┌────────

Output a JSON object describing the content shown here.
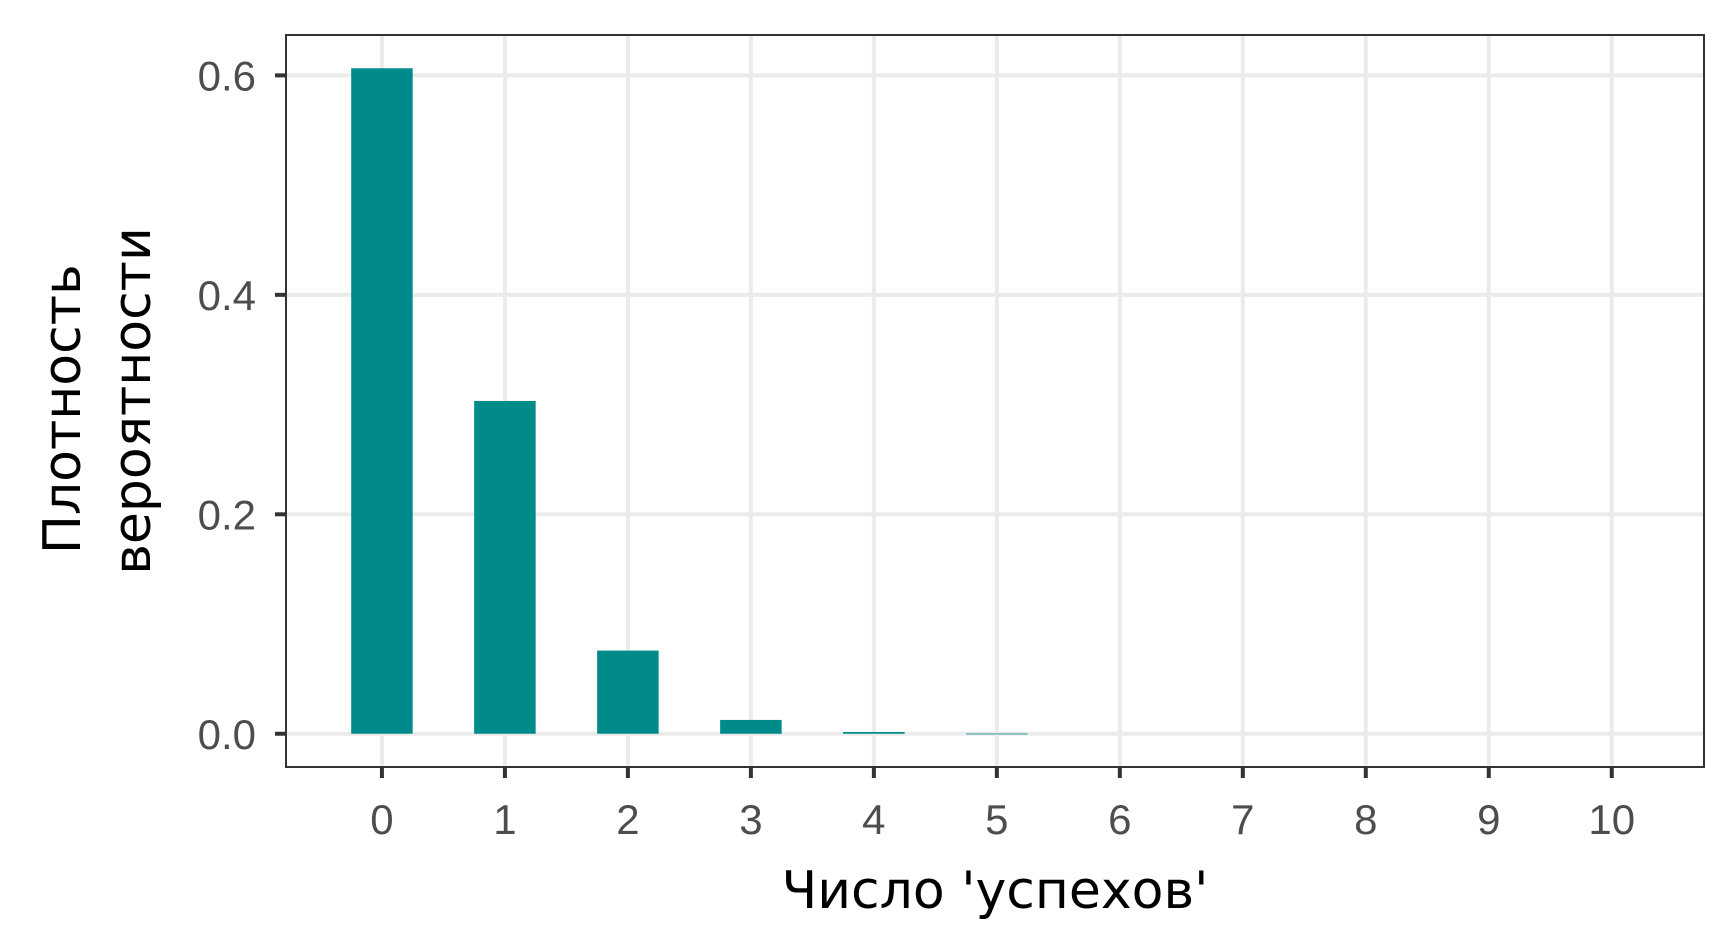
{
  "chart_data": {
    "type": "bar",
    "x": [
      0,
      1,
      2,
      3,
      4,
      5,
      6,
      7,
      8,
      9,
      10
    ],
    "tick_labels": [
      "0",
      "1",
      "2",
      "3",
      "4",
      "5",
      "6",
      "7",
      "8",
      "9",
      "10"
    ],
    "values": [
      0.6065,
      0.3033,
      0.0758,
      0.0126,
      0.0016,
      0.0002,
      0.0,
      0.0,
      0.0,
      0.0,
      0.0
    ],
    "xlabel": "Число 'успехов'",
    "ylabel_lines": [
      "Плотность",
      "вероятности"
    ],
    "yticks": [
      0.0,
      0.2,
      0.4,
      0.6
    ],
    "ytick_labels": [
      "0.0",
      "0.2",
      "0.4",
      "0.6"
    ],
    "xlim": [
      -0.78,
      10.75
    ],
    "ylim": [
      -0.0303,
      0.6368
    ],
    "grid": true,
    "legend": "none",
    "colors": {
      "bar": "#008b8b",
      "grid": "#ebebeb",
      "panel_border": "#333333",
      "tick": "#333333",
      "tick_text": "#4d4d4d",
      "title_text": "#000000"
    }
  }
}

└────────

▶ Exercise brief: Without the pictures, retype the whole of the material above exactly.

▶ Solution to the problem:
Output a JSON object describing the content shown here.
{
  "chart_data": {
    "type": "bar",
    "x": [
      0,
      1,
      2,
      3,
      4,
      5,
      6,
      7,
      8,
      9,
      10
    ],
    "tick_labels": [
      "0",
      "1",
      "2",
      "3",
      "4",
      "5",
      "6",
      "7",
      "8",
      "9",
      "10"
    ],
    "values": [
      0.6065,
      0.3033,
      0.0758,
      0.0126,
      0.0016,
      0.0002,
      0.0,
      0.0,
      0.0,
      0.0,
      0.0
    ],
    "xlabel": "Число 'успехов'",
    "ylabel_lines": [
      "Плотность",
      "вероятности"
    ],
    "yticks": [
      0.0,
      0.2,
      0.4,
      0.6
    ],
    "ytick_labels": [
      "0.0",
      "0.2",
      "0.4",
      "0.6"
    ],
    "xlim": [
      -0.78,
      10.75
    ],
    "ylim": [
      -0.0303,
      0.6368
    ],
    "grid": true,
    "legend": "none",
    "colors": {
      "bar": "#008b8b",
      "grid": "#ebebeb",
      "panel_border": "#333333",
      "tick": "#333333",
      "tick_text": "#4d4d4d",
      "title_text": "#000000"
    }
  }
}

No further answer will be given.